─── PROVIDED DATA ───

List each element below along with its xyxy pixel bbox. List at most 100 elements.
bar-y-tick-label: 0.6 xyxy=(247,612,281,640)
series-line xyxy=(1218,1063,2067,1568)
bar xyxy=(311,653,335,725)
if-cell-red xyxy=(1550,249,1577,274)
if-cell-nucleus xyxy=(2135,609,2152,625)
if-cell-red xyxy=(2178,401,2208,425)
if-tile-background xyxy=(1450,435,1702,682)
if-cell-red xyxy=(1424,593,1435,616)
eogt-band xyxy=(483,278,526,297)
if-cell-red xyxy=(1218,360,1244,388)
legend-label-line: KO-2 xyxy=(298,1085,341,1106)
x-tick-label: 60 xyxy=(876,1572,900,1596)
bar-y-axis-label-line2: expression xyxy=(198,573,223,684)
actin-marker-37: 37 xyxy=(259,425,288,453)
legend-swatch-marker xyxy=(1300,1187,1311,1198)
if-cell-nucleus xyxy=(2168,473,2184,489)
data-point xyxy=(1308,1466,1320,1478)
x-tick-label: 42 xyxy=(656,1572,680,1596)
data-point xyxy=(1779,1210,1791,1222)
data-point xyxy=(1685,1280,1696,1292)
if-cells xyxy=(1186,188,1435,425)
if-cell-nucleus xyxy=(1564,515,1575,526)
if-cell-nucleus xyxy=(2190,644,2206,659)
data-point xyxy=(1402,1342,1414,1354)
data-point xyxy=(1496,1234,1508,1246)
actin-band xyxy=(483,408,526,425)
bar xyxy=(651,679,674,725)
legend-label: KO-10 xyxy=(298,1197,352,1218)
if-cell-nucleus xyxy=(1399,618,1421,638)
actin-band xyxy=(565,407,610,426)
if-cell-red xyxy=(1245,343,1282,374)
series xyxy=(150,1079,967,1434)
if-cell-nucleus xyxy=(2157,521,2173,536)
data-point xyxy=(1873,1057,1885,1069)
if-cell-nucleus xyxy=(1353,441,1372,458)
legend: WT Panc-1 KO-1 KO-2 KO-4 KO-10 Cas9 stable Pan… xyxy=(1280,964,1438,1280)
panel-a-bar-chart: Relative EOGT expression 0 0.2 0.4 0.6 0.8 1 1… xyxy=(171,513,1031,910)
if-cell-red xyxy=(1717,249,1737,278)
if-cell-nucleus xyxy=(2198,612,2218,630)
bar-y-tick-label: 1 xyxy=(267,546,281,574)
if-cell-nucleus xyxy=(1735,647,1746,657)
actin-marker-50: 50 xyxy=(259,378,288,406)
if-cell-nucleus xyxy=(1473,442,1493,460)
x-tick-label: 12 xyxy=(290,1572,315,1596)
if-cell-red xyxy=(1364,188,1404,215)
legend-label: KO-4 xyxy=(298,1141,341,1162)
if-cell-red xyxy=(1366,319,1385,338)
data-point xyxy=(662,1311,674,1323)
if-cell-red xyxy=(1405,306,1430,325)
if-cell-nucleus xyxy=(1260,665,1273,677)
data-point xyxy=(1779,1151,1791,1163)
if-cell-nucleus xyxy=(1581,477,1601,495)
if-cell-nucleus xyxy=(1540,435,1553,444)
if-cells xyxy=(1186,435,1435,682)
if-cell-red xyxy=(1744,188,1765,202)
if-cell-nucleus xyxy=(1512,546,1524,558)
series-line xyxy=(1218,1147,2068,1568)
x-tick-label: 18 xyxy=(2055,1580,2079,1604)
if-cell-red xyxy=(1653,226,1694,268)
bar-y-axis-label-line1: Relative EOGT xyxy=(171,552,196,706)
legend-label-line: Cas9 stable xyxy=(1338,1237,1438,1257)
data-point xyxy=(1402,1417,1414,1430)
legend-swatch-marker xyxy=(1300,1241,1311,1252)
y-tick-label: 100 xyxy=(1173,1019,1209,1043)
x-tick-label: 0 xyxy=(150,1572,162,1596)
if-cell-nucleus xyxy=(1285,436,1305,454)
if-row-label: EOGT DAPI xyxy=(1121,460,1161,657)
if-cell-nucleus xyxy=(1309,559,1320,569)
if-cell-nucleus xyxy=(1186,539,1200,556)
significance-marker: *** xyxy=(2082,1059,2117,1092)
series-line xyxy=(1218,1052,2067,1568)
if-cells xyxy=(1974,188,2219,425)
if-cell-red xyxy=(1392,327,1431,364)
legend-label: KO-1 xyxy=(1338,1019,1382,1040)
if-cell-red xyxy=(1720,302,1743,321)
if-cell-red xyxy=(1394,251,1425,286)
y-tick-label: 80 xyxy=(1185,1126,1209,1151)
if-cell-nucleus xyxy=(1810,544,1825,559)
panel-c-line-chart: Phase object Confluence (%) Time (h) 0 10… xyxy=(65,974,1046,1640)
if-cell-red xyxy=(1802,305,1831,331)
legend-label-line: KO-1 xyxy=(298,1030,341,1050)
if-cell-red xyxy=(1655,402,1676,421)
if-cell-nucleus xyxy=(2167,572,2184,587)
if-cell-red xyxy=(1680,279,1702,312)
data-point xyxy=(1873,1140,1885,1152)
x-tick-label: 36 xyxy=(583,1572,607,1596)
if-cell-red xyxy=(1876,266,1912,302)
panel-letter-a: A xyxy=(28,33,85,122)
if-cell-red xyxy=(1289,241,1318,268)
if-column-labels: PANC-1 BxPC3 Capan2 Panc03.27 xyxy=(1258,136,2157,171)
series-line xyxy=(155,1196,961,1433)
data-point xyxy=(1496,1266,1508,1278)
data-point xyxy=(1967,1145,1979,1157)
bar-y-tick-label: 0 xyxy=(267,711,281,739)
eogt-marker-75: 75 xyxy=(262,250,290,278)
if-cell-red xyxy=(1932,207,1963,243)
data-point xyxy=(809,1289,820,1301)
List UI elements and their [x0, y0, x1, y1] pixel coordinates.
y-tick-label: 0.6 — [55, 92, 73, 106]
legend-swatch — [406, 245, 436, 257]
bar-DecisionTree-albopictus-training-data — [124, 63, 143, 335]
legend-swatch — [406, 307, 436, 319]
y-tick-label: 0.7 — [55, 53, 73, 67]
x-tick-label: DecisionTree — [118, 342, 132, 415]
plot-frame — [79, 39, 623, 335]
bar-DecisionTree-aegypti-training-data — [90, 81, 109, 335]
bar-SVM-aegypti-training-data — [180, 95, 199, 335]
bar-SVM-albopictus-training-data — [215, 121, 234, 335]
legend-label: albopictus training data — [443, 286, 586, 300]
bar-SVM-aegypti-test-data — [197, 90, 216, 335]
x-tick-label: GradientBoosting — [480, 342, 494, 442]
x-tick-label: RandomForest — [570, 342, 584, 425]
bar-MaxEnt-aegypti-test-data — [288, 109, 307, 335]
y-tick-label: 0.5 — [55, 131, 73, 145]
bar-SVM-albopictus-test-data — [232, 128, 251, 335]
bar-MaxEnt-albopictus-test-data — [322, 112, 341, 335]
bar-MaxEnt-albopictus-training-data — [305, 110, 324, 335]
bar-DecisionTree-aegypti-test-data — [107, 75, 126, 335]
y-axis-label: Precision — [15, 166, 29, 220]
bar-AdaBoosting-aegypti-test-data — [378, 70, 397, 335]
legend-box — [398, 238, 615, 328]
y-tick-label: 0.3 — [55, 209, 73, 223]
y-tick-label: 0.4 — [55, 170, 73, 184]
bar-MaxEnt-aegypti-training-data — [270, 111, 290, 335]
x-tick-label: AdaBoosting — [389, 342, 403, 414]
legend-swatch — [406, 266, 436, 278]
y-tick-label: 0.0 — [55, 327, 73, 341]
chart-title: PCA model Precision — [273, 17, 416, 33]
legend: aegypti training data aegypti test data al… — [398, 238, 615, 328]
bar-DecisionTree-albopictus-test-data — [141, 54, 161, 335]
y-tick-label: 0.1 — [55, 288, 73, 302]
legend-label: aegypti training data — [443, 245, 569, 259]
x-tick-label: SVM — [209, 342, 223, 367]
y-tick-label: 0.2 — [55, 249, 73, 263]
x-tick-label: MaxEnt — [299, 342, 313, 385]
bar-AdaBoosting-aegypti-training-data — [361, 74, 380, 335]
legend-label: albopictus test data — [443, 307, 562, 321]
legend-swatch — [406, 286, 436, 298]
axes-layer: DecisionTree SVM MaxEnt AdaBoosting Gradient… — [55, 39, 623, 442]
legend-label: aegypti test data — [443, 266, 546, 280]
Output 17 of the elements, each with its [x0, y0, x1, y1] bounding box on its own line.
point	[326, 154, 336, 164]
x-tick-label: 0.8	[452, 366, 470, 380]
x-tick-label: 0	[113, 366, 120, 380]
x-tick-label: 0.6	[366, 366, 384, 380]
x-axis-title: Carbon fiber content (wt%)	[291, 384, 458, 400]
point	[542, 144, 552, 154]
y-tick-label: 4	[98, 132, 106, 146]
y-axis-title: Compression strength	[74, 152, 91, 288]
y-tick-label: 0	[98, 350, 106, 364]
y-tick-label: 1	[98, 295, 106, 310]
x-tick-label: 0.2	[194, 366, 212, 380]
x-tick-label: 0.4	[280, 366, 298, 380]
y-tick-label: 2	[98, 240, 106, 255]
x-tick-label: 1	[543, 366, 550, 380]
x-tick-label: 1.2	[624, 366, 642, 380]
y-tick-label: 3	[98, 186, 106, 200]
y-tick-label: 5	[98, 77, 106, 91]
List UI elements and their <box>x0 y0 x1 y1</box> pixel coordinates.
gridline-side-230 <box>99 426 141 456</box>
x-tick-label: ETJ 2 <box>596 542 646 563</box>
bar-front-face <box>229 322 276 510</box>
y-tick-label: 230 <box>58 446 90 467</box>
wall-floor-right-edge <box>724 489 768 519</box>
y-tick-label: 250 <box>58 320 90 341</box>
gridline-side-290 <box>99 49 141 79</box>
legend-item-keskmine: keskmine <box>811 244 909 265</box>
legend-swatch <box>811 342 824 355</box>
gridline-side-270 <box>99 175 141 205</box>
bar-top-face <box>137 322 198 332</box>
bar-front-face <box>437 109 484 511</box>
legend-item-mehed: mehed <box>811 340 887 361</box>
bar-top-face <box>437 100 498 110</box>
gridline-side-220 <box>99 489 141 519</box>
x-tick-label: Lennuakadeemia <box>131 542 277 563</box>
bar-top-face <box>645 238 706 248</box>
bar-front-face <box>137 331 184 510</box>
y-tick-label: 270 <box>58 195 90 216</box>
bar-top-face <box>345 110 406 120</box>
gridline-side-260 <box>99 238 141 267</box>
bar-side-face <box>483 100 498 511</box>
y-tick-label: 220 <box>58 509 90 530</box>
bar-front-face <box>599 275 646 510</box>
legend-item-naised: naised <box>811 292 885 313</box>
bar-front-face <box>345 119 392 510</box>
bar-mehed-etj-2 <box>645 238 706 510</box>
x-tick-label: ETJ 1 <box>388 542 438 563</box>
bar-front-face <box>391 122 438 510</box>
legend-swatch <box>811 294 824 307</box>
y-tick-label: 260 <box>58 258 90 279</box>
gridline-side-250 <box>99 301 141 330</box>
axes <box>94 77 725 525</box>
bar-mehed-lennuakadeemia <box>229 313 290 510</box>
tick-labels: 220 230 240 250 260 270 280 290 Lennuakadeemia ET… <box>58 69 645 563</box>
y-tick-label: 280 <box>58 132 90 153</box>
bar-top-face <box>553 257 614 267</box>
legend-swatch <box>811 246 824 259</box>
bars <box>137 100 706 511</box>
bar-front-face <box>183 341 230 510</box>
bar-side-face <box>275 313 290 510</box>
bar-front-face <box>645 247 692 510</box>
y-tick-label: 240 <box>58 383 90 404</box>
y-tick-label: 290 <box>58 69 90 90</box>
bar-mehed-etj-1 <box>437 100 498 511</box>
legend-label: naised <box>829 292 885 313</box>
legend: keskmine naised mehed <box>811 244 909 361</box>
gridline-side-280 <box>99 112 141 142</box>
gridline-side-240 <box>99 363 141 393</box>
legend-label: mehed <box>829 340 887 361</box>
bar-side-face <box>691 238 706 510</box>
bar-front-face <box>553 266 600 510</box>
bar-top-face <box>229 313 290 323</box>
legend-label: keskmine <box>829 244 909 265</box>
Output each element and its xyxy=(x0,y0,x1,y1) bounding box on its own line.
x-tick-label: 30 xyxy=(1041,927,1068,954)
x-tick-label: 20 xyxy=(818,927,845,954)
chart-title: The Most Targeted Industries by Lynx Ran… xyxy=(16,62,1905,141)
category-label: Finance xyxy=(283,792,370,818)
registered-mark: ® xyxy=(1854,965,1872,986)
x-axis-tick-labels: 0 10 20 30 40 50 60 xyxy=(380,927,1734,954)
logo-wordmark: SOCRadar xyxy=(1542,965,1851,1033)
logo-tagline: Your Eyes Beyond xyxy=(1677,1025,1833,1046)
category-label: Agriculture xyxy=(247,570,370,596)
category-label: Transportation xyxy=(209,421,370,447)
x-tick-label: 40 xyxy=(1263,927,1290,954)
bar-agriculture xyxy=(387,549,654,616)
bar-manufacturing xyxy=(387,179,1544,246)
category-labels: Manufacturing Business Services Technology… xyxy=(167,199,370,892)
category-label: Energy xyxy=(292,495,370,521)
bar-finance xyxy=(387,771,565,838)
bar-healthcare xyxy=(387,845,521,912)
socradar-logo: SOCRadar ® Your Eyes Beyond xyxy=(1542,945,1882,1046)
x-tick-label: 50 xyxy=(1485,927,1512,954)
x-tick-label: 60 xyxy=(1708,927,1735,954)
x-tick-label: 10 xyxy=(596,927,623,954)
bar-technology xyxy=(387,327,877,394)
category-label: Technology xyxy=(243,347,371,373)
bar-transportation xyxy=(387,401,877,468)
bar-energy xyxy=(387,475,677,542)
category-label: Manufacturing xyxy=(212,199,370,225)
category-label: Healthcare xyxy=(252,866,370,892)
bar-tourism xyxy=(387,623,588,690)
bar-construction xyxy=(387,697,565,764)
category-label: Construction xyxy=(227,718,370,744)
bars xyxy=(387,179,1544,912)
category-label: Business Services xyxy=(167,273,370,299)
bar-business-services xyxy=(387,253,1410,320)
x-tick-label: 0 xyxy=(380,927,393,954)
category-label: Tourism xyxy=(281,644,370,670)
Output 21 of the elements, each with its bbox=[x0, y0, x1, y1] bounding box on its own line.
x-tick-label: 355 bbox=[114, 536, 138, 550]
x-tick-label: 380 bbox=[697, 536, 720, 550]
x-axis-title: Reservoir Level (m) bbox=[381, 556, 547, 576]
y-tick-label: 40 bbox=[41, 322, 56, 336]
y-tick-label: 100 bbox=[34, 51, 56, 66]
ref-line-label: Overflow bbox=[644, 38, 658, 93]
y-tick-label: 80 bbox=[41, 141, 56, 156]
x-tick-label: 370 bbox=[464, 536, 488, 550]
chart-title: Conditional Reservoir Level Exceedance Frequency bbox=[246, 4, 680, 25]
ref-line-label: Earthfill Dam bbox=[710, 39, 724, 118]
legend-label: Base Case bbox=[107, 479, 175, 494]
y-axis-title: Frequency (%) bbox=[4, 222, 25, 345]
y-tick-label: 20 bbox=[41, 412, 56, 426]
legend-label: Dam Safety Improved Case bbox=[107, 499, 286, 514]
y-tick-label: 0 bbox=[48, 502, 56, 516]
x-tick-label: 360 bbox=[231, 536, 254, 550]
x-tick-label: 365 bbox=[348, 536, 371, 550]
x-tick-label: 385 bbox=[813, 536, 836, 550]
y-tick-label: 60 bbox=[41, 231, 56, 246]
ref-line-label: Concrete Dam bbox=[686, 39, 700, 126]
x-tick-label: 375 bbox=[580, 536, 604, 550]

───

§ **CHALLENGE**:
Return the stretch of material above from its start through the line containing "if-cell-red xyxy=(1366,319,1385,338)", repeated line for line with no changes.

§ **RESULT BELOW**:
List each element below along with its xyxy pixel bbox. List at most 100 elements.
bar-y-tick-label: 0.6 xyxy=(247,612,281,640)
series-line xyxy=(1218,1063,2067,1568)
bar xyxy=(311,653,335,725)
if-cell-red xyxy=(1550,249,1577,274)
if-cell-nucleus xyxy=(2135,609,2152,625)
if-cell-red xyxy=(2178,401,2208,425)
if-tile-background xyxy=(1450,435,1702,682)
if-cell-red xyxy=(1424,593,1435,616)
eogt-band xyxy=(483,278,526,297)
if-cell-red xyxy=(1218,360,1244,388)
legend-label-line: KO-2 xyxy=(298,1085,341,1106)
x-tick-label: 60 xyxy=(876,1572,900,1596)
bar-y-axis-label-line2: expression xyxy=(198,573,223,684)
actin-marker-37: 37 xyxy=(259,425,288,453)
legend-swatch-marker xyxy=(1300,1187,1311,1198)
if-cell-nucleus xyxy=(2168,473,2184,489)
data-point xyxy=(1308,1466,1320,1478)
x-tick-label: 42 xyxy=(656,1572,680,1596)
data-point xyxy=(1779,1210,1791,1222)
data-point xyxy=(1685,1280,1696,1292)
if-cells xyxy=(1186,188,1435,425)
if-cell-nucleus xyxy=(1564,515,1575,526)
if-cell-nucleus xyxy=(2190,644,2206,659)
data-point xyxy=(1402,1342,1414,1354)
data-point xyxy=(1496,1234,1508,1246)
actin-band xyxy=(483,408,526,425)
bar xyxy=(651,679,674,725)
legend-label: KO-10 xyxy=(298,1197,352,1218)
if-cell-nucleus xyxy=(1399,618,1421,638)
actin-band xyxy=(565,407,610,426)
if-cell-red xyxy=(1245,343,1282,374)
series xyxy=(150,1079,967,1434)
if-cell-nucleus xyxy=(2157,521,2173,536)
data-point xyxy=(1873,1057,1885,1069)
if-cell-nucleus xyxy=(1353,441,1372,458)
legend: WT Panc-1 KO-1 KO-2 KO-4 KO-10 Cas9 stable Pan… xyxy=(1280,964,1438,1280)
panel-a-bar-chart: Relative EOGT expression 0 0.2 0.4 0.6 0.8 1 1… xyxy=(171,513,1031,910)
if-cell-red xyxy=(1717,249,1737,278)
if-cell-nucleus xyxy=(2198,612,2218,630)
bar-y-tick-label: 1 xyxy=(267,546,281,574)
if-cell-nucleus xyxy=(1735,647,1746,657)
actin-marker-50: 50 xyxy=(259,378,288,406)
if-cell-nucleus xyxy=(1473,442,1493,460)
x-tick-label: 12 xyxy=(290,1572,315,1596)
if-cell-red xyxy=(1364,188,1404,215)
legend-label: KO-4 xyxy=(298,1141,341,1162)
if-cell-red xyxy=(1366,319,1385,338)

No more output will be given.